* **Exercise directions**: Show every line of the rows below that contains the string "数字英雄塔", treating uppercase and lowercase as different.

Data drawn from a collection

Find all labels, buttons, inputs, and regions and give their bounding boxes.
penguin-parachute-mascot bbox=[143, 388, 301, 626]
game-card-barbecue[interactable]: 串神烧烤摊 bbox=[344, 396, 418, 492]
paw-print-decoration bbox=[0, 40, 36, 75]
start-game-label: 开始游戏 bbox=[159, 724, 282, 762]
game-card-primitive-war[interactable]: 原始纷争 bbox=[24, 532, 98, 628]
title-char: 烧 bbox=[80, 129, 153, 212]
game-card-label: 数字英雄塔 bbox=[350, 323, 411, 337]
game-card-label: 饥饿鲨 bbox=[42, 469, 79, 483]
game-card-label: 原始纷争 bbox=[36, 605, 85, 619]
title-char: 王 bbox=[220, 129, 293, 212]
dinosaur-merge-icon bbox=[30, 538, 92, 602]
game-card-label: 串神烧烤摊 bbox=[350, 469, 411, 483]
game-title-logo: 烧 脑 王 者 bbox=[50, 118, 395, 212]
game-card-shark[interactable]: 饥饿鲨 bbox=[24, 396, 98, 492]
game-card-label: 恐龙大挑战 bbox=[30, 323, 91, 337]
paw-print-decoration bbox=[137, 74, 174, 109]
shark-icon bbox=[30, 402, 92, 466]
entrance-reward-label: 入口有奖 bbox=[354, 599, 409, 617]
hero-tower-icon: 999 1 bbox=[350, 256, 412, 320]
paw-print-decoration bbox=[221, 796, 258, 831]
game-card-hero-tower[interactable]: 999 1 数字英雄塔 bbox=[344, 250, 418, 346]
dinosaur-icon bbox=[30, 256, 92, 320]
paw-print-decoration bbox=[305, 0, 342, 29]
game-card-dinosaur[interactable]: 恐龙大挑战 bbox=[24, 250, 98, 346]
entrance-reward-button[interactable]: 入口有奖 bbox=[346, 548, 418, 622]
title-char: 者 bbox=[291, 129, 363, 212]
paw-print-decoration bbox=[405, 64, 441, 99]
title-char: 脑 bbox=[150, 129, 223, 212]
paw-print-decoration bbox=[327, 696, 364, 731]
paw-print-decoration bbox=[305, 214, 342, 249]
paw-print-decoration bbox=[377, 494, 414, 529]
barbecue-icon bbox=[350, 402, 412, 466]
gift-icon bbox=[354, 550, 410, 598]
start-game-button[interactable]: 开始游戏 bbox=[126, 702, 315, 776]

* **Answer for the task**:
game-card-label: 数字英雄塔 bbox=[350, 323, 411, 337]
game-card-hero-tower[interactable]: 999 1 数字英雄塔 bbox=[344, 250, 418, 346]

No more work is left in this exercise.